---------- EXTRACTED MATERIAL

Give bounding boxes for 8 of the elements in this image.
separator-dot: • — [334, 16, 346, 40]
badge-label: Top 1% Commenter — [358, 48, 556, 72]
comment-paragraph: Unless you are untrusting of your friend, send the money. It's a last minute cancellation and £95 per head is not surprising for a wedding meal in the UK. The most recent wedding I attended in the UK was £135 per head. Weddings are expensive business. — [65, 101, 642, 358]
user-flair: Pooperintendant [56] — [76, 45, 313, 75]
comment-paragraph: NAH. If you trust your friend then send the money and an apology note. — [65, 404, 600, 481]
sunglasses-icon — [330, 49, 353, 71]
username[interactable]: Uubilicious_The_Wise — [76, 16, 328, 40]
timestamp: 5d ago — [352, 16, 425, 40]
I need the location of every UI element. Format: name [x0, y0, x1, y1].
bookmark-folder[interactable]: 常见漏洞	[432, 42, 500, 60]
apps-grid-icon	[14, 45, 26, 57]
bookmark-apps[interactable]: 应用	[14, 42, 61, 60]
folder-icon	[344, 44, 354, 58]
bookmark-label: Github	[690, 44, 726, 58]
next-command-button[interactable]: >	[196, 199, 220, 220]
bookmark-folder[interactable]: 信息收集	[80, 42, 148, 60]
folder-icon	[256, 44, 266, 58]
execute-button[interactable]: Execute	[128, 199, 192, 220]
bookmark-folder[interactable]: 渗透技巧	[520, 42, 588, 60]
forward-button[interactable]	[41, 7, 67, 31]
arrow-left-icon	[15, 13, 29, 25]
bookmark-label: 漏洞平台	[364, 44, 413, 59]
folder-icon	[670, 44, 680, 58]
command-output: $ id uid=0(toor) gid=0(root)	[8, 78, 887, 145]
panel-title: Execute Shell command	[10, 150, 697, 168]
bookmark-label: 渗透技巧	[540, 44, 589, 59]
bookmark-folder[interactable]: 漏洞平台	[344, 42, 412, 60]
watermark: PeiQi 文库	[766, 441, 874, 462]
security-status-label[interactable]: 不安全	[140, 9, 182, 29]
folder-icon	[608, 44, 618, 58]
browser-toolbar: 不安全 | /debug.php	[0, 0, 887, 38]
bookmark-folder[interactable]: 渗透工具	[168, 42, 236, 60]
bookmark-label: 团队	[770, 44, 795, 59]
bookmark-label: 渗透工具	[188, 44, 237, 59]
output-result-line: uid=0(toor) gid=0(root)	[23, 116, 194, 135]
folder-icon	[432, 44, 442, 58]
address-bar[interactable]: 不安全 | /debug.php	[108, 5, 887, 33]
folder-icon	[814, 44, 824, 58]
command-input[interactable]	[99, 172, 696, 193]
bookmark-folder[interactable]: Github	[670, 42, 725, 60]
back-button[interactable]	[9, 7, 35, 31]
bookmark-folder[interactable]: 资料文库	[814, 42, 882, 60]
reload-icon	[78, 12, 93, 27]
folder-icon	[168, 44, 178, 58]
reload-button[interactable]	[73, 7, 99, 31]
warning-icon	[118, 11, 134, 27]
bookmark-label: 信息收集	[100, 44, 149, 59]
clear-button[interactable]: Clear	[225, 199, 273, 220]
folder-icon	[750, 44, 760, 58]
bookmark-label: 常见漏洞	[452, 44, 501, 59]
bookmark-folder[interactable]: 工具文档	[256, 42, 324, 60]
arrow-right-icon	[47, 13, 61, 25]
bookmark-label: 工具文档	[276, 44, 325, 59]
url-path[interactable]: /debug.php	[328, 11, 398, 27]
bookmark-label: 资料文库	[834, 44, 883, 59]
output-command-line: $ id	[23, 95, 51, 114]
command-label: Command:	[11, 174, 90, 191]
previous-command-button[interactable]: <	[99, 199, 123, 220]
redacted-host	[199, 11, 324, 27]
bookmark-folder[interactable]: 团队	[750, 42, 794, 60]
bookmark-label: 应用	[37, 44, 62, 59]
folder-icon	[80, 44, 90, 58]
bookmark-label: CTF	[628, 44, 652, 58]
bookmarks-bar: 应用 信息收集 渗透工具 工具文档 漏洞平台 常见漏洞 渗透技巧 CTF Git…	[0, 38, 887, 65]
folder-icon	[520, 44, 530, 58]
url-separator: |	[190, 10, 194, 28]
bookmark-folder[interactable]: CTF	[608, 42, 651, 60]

--------------------

Quote every line of the material above word for word, leaving nothing out and changing nothing.

OUTPUT OF THE EXERCISE:
Give bounding boxes for 8 of the elements in this image.
separator-dot: • — [334, 16, 346, 40]
badge-label: Top 1% Commenter — [358, 48, 556, 72]
comment-paragraph: Unless you are untrusting of your friend, send the money. It's a last minute cancellation and £95 per head is not surprising for a wedding meal in the UK. The most recent wedding I attended in the UK was £135 per head. Weddings are expensive business. — [65, 101, 642, 358]
user-flair: Pooperintendant [56] — [76, 45, 313, 75]
comment-paragraph: NAH. If you trust your friend then send the money and an apology note. — [65, 404, 600, 481]
sunglasses-icon — [330, 49, 353, 71]
username[interactable]: Uubilicious_The_Wise — [76, 16, 328, 40]
timestamp: 5d ago — [352, 16, 425, 40]
I need the location of every UI element. Format: name [x0, y0, x1, y1].
bookmark-folder[interactable]: 常见漏洞	[432, 42, 500, 60]
apps-grid-icon	[14, 45, 26, 57]
bookmark-apps[interactable]: 应用	[14, 42, 61, 60]
folder-icon	[344, 44, 354, 58]
bookmark-label: Github	[690, 44, 726, 58]
next-command-button[interactable]: >	[196, 199, 220, 220]
bookmark-folder[interactable]: 信息收集	[80, 42, 148, 60]
folder-icon	[256, 44, 266, 58]
execute-button[interactable]: Execute	[128, 199, 192, 220]
bookmark-folder[interactable]: 渗透技巧	[520, 42, 588, 60]
forward-button[interactable]	[41, 7, 67, 31]
arrow-left-icon	[15, 13, 29, 25]
bookmark-label: 漏洞平台	[364, 44, 413, 59]
folder-icon	[670, 44, 680, 58]
command-output: $ id uid=0(toor) gid=0(root)	[8, 78, 887, 145]
panel-title: Execute Shell command	[10, 150, 697, 168]
bookmark-label: 渗透技巧	[540, 44, 589, 59]
bookmark-folder[interactable]: 漏洞平台	[344, 42, 412, 60]
watermark: PeiQi 文库	[766, 441, 874, 462]
security-status-label[interactable]: 不安全	[140, 9, 182, 29]
folder-icon	[608, 44, 618, 58]
browser-toolbar: 不安全 | /debug.php	[0, 0, 887, 38]
bookmark-folder[interactable]: 渗透工具	[168, 42, 236, 60]
bookmark-label: 团队	[770, 44, 795, 59]
bookmark-label: 渗透工具	[188, 44, 237, 59]
output-result-line: uid=0(toor) gid=0(root)	[23, 116, 194, 135]
folder-icon	[432, 44, 442, 58]
address-bar[interactable]: 不安全 | /debug.php	[108, 5, 887, 33]
folder-icon	[814, 44, 824, 58]
command-input[interactable]	[99, 172, 696, 193]
bookmark-folder[interactable]: Github	[670, 42, 725, 60]
back-button[interactable]	[9, 7, 35, 31]
bookmark-folder[interactable]: 资料文库	[814, 42, 882, 60]
reload-icon	[78, 12, 93, 27]
folder-icon	[168, 44, 178, 58]
reload-button[interactable]	[73, 7, 99, 31]
warning-icon	[118, 11, 134, 27]
bookmark-label: 信息收集	[100, 44, 149, 59]
clear-button[interactable]: Clear	[225, 199, 273, 220]
folder-icon	[750, 44, 760, 58]
bookmark-label: 常见漏洞	[452, 44, 501, 59]
bookmark-folder[interactable]: 工具文档	[256, 42, 324, 60]
arrow-right-icon	[47, 13, 61, 25]
bookmark-label: 工具文档	[276, 44, 325, 59]
url-path[interactable]: /debug.php	[328, 11, 398, 27]
bookmark-label: 资料文库	[834, 44, 883, 59]
output-command-line: $ id	[23, 95, 51, 114]
command-label: Command:	[11, 174, 90, 191]
previous-command-button[interactable]: <	[99, 199, 123, 220]
redacted-host	[199, 11, 324, 27]
bookmark-folder[interactable]: 团队	[750, 42, 794, 60]
bookmark-label: 应用	[37, 44, 62, 59]
folder-icon	[80, 44, 90, 58]
bookmark-label: CTF	[628, 44, 652, 58]
bookmarks-bar: 应用 信息收集 渗透工具 工具文档 漏洞平台 常见漏洞 渗透技巧 CTF Git…	[0, 38, 887, 65]
folder-icon	[520, 44, 530, 58]
url-separator: |	[190, 10, 194, 28]
bookmark-folder[interactable]: CTF	[608, 42, 651, 60]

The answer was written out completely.